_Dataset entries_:
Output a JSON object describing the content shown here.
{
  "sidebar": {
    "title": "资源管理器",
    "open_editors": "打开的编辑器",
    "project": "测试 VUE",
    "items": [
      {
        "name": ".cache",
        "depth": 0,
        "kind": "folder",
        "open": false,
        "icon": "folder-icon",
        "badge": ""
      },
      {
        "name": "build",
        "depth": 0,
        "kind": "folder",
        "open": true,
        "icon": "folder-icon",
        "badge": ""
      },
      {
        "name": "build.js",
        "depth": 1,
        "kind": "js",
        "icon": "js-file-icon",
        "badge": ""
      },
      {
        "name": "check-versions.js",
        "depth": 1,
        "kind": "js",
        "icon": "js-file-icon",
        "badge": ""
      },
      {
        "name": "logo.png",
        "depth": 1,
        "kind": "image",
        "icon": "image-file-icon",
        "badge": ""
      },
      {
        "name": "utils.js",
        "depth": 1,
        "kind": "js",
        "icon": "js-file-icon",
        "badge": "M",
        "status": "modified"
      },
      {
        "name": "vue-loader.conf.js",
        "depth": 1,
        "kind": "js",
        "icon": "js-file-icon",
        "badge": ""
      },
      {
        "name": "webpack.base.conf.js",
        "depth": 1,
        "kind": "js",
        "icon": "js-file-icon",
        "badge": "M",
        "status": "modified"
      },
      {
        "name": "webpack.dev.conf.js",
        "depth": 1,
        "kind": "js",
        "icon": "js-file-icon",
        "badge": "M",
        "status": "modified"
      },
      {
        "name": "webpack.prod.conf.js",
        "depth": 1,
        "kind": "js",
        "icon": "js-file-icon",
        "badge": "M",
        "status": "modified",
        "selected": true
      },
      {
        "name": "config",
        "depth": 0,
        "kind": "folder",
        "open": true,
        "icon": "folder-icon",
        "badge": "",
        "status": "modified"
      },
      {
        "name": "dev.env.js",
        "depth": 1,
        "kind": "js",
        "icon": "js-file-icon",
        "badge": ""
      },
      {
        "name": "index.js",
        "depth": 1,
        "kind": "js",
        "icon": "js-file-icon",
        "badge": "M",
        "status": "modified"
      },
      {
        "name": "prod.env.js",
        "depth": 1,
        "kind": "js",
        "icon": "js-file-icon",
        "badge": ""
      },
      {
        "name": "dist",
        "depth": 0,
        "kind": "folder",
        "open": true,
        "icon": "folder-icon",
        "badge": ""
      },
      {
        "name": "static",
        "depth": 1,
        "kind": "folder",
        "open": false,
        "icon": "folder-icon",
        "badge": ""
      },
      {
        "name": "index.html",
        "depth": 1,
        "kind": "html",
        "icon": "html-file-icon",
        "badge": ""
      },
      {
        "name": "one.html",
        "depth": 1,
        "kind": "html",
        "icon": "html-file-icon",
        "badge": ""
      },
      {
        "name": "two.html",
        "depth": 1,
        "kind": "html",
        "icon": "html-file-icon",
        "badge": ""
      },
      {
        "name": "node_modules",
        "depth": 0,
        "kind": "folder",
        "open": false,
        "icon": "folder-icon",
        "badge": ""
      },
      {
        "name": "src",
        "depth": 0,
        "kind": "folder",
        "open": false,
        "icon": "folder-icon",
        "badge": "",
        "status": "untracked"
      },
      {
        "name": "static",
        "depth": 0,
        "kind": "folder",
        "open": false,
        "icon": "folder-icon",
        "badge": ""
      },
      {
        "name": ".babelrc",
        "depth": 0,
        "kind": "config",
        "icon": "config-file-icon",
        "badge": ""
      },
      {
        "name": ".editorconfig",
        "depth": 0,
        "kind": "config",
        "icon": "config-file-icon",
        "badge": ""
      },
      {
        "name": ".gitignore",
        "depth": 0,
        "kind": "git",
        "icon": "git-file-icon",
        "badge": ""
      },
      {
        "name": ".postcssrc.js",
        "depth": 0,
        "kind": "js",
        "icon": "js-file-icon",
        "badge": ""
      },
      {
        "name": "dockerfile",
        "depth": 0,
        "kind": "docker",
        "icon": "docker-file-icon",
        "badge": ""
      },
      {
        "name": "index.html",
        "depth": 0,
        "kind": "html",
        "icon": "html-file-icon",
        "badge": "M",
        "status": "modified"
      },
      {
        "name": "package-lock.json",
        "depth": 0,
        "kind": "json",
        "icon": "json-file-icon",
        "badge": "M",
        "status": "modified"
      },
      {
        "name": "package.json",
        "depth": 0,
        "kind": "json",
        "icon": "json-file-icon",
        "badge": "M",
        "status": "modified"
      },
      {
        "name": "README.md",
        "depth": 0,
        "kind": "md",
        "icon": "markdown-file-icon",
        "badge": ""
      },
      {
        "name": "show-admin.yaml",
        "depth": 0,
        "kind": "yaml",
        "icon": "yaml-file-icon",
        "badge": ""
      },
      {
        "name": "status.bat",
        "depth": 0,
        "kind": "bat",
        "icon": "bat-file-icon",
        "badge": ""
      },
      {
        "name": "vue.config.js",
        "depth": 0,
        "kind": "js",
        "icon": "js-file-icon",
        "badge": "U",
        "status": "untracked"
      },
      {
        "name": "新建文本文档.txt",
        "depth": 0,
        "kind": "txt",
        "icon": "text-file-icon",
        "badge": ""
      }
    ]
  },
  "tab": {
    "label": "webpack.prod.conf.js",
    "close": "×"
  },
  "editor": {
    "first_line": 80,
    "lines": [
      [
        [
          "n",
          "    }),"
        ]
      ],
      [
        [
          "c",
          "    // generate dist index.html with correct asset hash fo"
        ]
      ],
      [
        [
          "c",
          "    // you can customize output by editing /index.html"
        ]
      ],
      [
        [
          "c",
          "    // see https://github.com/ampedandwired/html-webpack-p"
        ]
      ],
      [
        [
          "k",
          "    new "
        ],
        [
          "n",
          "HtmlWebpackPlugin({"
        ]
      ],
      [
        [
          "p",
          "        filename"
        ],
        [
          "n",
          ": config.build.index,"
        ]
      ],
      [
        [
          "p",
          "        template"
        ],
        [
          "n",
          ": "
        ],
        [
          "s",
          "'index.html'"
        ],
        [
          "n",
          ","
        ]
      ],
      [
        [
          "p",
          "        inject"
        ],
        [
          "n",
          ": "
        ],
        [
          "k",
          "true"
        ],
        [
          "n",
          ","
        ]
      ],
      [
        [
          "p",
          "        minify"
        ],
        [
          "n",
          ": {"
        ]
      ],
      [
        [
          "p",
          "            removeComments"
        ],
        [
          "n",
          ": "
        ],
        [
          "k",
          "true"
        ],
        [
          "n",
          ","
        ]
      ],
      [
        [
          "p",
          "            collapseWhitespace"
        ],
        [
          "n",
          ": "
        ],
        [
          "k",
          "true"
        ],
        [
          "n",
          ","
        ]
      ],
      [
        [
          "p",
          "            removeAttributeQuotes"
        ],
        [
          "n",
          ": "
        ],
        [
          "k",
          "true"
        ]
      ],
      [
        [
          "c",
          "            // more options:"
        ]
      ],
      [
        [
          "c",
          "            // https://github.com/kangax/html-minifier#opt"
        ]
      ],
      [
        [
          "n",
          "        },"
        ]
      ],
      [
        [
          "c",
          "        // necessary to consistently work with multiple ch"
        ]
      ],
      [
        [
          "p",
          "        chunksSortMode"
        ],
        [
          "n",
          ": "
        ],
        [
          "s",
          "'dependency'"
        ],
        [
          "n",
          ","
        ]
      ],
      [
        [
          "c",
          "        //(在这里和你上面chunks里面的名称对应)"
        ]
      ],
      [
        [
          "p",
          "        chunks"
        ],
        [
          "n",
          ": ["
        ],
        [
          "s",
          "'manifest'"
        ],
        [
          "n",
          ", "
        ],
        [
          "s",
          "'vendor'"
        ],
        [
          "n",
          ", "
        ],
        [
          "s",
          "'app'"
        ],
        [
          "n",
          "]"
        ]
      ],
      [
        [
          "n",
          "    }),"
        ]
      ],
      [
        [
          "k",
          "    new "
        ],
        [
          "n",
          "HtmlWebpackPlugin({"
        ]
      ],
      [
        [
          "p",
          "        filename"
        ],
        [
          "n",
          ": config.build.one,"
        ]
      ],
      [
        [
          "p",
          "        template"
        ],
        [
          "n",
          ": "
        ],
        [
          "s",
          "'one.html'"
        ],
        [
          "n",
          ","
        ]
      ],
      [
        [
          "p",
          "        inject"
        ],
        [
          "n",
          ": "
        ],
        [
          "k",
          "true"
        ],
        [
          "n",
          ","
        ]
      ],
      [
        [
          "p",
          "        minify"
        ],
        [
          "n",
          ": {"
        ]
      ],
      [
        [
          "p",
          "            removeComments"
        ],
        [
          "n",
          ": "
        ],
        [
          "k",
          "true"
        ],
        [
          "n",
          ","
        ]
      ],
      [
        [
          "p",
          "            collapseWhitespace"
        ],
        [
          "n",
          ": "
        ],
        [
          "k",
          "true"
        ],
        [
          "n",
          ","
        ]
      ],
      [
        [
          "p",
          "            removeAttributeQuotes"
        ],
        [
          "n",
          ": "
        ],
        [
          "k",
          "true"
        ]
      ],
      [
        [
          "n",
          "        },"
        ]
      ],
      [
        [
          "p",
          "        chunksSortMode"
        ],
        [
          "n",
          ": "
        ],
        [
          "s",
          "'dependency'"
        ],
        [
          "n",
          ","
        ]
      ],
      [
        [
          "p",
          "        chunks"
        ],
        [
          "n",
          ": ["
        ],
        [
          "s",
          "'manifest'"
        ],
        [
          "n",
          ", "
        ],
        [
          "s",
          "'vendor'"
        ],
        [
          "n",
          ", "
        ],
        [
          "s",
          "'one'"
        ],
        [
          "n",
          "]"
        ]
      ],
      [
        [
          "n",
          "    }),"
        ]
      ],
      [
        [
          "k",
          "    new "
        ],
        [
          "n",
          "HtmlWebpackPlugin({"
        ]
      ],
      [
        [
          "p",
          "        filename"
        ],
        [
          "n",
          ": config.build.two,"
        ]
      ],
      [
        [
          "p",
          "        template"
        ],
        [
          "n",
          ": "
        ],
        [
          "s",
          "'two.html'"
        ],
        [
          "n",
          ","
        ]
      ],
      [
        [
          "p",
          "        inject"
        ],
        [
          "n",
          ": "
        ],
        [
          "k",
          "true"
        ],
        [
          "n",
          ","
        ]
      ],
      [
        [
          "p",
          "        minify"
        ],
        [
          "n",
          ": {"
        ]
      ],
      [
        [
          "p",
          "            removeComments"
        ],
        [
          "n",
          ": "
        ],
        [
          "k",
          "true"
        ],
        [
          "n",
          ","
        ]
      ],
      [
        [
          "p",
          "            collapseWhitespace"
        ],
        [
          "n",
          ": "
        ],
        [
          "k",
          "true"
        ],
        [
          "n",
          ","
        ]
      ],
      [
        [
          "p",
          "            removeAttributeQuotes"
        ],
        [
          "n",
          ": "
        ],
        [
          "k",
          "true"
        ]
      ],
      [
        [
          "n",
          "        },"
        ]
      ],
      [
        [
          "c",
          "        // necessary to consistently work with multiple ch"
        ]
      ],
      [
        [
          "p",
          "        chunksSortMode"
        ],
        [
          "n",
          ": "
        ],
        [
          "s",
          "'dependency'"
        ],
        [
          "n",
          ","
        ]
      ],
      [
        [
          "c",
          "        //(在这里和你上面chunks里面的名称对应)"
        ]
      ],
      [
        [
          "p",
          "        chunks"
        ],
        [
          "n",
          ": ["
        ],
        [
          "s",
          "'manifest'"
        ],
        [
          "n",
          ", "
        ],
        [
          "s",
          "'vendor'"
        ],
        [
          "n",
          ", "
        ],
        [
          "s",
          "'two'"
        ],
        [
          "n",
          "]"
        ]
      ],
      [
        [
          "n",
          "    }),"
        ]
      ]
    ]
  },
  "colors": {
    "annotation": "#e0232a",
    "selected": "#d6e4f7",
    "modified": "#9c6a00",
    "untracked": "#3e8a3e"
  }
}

_Set problem_:
Above are the records; copy every line in them that holds the word "index".

_Problem solution_:
        "name": "index.js",
        "name": "index.html",
        "name": "index.html",
          "    // generate dist index.html with correct asset hash fo"
          "    // you can customize output by editing /index.html"
          ": config.build.index,"
          "'index.html'"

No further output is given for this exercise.